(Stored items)
::::::::

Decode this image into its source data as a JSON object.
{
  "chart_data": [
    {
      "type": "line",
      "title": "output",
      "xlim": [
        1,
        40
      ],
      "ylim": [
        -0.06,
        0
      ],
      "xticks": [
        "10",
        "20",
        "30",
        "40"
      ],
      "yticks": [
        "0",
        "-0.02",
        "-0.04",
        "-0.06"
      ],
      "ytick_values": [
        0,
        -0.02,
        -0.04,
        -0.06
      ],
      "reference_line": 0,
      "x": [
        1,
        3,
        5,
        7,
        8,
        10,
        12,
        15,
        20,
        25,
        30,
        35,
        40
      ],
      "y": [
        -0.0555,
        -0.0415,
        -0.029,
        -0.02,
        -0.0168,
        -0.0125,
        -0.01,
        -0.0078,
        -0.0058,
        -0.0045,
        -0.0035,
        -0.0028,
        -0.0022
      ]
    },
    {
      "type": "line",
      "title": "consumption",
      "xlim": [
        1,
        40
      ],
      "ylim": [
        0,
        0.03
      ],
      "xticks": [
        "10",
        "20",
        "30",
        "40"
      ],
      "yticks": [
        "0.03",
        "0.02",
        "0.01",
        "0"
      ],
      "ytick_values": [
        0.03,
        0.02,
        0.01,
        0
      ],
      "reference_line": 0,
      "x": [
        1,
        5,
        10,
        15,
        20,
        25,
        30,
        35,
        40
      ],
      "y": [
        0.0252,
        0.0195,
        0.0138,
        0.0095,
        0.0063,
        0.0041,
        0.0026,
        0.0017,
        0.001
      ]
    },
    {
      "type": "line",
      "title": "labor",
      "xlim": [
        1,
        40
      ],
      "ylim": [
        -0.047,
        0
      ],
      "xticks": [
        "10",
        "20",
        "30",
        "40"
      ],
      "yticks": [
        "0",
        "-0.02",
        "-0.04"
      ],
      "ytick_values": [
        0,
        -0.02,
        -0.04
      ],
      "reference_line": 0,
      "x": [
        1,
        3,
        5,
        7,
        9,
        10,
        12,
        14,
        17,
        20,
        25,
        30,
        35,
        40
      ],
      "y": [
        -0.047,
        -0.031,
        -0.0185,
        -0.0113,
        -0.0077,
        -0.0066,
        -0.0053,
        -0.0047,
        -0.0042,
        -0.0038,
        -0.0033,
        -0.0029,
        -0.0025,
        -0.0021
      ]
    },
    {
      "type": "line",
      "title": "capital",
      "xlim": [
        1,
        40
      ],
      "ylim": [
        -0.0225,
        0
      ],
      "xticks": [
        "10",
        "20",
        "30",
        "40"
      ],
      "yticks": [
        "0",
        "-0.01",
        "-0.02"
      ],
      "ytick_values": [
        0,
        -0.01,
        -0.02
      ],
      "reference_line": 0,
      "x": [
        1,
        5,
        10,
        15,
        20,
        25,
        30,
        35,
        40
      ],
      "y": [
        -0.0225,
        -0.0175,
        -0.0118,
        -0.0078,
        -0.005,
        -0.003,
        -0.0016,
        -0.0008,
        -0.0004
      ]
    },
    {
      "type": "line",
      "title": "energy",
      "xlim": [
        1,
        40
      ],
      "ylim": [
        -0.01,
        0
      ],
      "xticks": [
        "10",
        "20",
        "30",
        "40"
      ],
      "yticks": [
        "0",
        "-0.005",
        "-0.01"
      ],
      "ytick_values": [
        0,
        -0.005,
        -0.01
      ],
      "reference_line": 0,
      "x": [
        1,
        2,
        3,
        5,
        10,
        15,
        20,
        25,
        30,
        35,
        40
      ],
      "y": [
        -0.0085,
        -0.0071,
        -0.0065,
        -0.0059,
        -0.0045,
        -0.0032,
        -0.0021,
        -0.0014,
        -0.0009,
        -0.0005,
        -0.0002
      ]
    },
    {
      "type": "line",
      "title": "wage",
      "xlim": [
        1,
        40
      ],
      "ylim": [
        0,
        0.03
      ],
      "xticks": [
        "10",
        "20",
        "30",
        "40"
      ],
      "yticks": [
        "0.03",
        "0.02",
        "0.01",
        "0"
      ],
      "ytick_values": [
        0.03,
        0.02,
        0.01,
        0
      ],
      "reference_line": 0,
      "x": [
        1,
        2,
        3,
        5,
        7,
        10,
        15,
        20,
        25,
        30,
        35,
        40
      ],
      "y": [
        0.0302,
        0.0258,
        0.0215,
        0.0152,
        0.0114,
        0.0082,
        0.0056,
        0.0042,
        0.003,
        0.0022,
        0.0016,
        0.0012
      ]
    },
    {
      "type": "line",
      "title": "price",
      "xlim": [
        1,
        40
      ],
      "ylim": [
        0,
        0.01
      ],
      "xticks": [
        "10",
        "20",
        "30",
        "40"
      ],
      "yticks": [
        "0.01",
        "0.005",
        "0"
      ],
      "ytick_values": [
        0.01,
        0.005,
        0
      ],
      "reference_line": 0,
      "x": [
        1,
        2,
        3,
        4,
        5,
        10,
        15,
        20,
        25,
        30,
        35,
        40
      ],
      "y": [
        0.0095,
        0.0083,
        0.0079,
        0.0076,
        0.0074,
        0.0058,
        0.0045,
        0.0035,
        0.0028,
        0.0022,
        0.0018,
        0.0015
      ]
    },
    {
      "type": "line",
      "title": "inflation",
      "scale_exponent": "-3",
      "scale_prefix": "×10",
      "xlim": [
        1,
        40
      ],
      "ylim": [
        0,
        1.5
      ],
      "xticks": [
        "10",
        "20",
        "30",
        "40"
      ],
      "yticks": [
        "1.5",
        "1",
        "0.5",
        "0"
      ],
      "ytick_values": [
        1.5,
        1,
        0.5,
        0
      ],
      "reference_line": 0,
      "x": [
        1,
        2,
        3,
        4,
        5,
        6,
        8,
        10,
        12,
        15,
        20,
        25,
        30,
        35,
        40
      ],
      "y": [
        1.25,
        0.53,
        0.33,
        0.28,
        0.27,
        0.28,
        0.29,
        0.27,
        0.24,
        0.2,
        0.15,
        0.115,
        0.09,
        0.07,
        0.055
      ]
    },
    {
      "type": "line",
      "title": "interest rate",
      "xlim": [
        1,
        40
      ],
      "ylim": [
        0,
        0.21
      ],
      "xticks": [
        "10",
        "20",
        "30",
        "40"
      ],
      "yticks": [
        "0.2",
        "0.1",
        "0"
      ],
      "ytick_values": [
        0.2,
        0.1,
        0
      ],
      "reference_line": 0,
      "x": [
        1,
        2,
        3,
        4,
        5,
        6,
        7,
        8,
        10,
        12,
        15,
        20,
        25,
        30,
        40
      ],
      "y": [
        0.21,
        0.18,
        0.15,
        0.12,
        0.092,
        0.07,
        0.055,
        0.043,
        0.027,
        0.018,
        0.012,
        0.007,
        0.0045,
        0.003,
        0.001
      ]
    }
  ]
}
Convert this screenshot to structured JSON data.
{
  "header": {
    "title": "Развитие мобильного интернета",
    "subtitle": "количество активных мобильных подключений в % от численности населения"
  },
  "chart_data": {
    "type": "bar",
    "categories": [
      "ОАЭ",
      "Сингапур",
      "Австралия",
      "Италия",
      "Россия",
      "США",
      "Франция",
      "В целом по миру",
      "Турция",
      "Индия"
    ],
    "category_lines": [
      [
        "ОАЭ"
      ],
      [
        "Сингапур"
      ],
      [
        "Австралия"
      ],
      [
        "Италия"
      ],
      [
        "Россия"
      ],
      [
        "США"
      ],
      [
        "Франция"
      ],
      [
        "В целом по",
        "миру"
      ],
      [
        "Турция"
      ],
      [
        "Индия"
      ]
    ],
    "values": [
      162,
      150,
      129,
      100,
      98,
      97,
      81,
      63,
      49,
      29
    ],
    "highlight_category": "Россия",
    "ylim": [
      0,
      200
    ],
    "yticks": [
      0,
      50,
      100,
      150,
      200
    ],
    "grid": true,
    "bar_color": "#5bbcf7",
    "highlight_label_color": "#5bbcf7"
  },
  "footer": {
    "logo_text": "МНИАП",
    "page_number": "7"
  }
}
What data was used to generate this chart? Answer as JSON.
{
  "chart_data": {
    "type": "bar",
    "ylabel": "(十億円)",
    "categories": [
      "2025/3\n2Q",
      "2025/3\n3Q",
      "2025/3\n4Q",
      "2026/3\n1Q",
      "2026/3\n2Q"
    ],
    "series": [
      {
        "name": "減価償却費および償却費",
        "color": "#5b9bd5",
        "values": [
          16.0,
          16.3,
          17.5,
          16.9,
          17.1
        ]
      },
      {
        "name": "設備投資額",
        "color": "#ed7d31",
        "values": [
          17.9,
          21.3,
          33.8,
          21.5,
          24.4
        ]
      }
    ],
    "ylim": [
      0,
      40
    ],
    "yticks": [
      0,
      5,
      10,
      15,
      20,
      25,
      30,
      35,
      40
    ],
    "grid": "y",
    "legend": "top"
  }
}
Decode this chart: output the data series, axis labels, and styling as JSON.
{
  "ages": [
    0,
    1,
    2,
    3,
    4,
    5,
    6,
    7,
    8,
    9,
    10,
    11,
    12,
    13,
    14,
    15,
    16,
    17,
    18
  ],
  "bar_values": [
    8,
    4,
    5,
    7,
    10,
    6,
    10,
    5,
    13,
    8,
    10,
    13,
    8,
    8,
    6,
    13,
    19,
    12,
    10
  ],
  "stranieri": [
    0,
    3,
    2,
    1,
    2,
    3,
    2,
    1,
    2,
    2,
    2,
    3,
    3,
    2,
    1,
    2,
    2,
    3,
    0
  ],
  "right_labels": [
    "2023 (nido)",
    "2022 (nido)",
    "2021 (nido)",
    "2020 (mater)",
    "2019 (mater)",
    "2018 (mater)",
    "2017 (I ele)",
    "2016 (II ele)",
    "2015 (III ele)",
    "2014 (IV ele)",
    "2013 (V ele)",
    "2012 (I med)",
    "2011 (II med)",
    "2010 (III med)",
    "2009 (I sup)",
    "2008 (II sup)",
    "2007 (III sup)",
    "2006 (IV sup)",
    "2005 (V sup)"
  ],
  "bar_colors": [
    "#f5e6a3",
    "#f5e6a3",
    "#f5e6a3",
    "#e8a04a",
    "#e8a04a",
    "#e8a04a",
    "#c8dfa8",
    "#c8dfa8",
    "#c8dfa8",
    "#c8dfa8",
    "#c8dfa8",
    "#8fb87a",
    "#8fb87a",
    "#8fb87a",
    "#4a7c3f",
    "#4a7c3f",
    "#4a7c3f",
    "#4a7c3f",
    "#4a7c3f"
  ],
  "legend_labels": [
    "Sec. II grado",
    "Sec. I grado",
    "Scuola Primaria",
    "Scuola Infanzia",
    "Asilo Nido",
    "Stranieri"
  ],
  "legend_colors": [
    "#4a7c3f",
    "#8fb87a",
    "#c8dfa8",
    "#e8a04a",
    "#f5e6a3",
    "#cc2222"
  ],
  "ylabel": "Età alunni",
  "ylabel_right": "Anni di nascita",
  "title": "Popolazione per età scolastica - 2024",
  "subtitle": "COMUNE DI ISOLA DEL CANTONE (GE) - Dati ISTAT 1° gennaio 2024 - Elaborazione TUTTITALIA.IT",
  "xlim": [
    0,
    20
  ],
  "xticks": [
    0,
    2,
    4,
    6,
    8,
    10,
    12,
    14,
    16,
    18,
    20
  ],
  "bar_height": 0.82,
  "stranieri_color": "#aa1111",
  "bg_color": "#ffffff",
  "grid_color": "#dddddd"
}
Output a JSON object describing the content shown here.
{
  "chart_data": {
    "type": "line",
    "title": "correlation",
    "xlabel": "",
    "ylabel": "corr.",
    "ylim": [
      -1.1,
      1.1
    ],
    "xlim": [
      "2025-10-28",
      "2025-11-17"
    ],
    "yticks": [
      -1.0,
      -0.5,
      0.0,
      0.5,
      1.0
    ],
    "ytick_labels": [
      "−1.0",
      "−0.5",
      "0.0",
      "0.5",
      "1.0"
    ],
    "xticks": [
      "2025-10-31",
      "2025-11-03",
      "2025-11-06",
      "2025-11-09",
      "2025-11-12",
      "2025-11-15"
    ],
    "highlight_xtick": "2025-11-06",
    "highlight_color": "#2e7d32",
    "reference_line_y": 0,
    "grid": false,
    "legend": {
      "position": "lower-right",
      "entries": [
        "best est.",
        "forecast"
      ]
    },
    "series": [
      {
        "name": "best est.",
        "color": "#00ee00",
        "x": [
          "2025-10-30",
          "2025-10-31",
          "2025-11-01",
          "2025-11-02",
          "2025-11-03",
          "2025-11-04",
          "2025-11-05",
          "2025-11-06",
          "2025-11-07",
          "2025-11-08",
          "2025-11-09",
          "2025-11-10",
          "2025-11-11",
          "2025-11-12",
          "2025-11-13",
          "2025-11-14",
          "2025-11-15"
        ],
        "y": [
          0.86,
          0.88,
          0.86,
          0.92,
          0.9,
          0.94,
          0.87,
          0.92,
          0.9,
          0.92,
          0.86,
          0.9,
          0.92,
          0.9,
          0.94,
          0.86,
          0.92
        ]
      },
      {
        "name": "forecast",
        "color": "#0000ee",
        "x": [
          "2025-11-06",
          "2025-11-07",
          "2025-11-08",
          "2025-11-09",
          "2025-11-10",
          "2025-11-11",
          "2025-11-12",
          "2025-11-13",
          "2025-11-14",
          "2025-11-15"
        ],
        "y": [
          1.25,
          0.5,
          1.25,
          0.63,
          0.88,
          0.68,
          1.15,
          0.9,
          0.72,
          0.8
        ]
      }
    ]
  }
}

::::::::

• _JOB_: Extract every line from the records above that contains the word "JSON".

• _SOLUTION BELOW_:
Decode this image into its source data as a JSON object.
Convert this screenshot to structured JSON data.
What data was used to generate this chart? Answer as JSON.
Decode this chart: output the data series, axis labels, and styling as JSON.
Output a JSON object describing the content shown here.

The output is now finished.